── Records for this task
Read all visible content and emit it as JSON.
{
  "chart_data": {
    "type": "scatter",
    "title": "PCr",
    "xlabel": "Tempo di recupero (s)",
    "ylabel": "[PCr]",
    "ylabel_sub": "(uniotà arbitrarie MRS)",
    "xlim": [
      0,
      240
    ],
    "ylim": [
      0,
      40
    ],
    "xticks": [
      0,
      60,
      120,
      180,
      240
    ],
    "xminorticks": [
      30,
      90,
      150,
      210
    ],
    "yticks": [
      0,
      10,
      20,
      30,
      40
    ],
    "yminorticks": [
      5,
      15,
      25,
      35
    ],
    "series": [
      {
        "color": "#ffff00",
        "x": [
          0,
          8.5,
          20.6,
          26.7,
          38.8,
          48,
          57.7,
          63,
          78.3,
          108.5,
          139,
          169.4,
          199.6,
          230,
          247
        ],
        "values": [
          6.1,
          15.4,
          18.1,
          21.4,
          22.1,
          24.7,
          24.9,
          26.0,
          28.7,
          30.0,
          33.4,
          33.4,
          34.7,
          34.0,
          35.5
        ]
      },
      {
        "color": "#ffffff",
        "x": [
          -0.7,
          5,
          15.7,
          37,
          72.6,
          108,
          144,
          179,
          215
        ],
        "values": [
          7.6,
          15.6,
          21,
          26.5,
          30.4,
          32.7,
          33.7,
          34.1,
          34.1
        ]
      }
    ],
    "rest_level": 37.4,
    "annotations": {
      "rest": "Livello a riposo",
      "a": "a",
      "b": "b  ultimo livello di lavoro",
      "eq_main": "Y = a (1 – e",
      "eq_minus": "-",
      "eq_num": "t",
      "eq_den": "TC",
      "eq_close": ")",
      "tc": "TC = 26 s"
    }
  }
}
────
What you are asked to do »
Print all the data exactly.

Exercise result »
Read all visible content and emit it as JSON.
{
  "chart_data": {
    "type": "scatter",
    "title": "PCr",
    "xlabel": "Tempo di recupero (s)",
    "ylabel": "[PCr]",
    "ylabel_sub": "(uniotà arbitrarie MRS)",
    "xlim": [
      0,
      240
    ],
    "ylim": [
      0,
      40
    ],
    "xticks": [
      0,
      60,
      120,
      180,
      240
    ],
    "xminorticks": [
      30,
      90,
      150,
      210
    ],
    "yticks": [
      0,
      10,
      20,
      30,
      40
    ],
    "yminorticks": [
      5,
      15,
      25,
      35
    ],
    "series": [
      {
        "color": "#ffff00",
        "x": [
          0,
          8.5,
          20.6,
          26.7,
          38.8,
          48,
          57.7,
          63,
          78.3,
          108.5,
          139,
          169.4,
          199.6,
          230,
          247
        ],
        "values": [
          6.1,
          15.4,
          18.1,
          21.4,
          22.1,
          24.7,
          24.9,
          26.0,
          28.7,
          30.0,
          33.4,
          33.4,
          34.7,
          34.0,
          35.5
        ]
      },
      {
        "color": "#ffffff",
        "x": [
          -0.7,
          5,
          15.7,
          37,
          72.6,
          108,
          144,
          179,
          215
        ],
        "values": [
          7.6,
          15.6,
          21,
          26.5,
          30.4,
          32.7,
          33.7,
          34.1,
          34.1
        ]
      }
    ],
    "rest_level": 37.4,
    "annotations": {
      "rest": "Livello a riposo",
      "a": "a",
      "b": "b  ultimo livello di lavoro",
      "eq_main": "Y = a (1 – e",
      "eq_minus": "-",
      "eq_num": "t",
      "eq_den": "TC",
      "eq_close": ")",
      "tc": "TC = 26 s"
    }
  }
}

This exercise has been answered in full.